▸ **Given problem a**:
Answer these questions from the thread. Mark each answer with the same numeral.
(i) Which company has made casting changes to the Pro ET?
(ii) What sizes are the two new Pro ET units being tested?
(iii) Who worked on Salt&Sol's boat before going to Chris's?

───── Selection ─────

I will be staying clear of the proET, seen lots of blades fly...LOL

The new Bravo 1XS should make her fly. I plan to try a regular Bravo and a Fury at some point as well..


----------



## ESCB Factory (Apr 30, 2006)

Levi said:


> I will be staying clear of the proET, seen lots of blades fly...LOL
> 
> The new Bravo 1XS should make her fly. I plan to try a regular Bravo and a Fury at some point as well..


Mercury Racing has made some casting changes to the Pro ET.

I have two new ones I am testing (26" & 30" ).

Watching them close and will report my findings.

So far so good.


----------



## Levi (Mar 6, 2006)

Thanks Eric, if the Bravo 1xs runs within a couple mph of the ET, I will probably just run the Bravo's as I wear out props to fast to be running ones that cost over a grand.

Thank you for the info though I will keep it in mind for if I ever decide to get a strictly speed prop.


----------



## Salt&Sol (Aug 23, 2010)

*do what the dealer and service department says!!*



Levi said:


> I will use whatever the service department says to use..


Smart man!!! This has always been my moto as well. Never wanted to have an issue and say, well I went against what you told me to do, that hurts when it comes time to get it worked on... Good luck with your new rig, should be GREAT. We used to have Mac work on our boat before he went to Chris's. Great mechanic!!!! Best of luck to you


----------



## whistlingdixie (Jul 28, 2008)

congrats Levi. You better get a parachute cause that bad boy should fly.


----------



## Levi (Mar 6, 2006)

─────

▸ **Given problem b**: Rewrite the entries with "@justsaitei" swapped for "@saitei" and everything else left the same.

───── Material ─────

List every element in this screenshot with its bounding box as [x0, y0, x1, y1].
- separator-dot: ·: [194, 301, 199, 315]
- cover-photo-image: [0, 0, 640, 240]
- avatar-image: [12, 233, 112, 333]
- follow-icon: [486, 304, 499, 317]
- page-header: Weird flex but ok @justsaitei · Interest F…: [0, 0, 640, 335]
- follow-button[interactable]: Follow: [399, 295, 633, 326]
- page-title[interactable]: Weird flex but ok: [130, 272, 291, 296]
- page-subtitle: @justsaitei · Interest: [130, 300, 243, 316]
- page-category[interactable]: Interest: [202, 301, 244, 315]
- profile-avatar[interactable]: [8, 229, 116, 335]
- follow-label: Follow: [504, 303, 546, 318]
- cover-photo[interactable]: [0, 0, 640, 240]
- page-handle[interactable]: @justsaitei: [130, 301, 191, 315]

─────

▸ **Finished answer a**:
(i) Mercury Racing
(ii) 26" and 30"
(iii) Mac

▸ **Finished answer b**:
List every element in this screenshot with its bounding box as [x0, y0, x1, y1].
- separator-dot: ·: [194, 301, 199, 315]
- cover-photo-image: [0, 0, 640, 240]
- avatar-image: [12, 233, 112, 333]
- follow-icon: [486, 304, 499, 317]
- page-header: Weird flex but ok @saitei · Interest F…: [0, 0, 640, 335]
- follow-button[interactable]: Follow: [399, 295, 633, 326]
- page-title[interactable]: Weird flex but ok: [130, 272, 291, 296]
- page-subtitle: @saitei · Interest: [130, 300, 243, 316]
- page-category[interactable]: Interest: [202, 301, 244, 315]
- profile-avatar[interactable]: [8, 229, 116, 335]
- follow-label: Follow: [504, 303, 546, 318]
- cover-photo[interactable]: [0, 0, 640, 240]
- page-handle[interactable]: @saitei: [130, 301, 191, 315]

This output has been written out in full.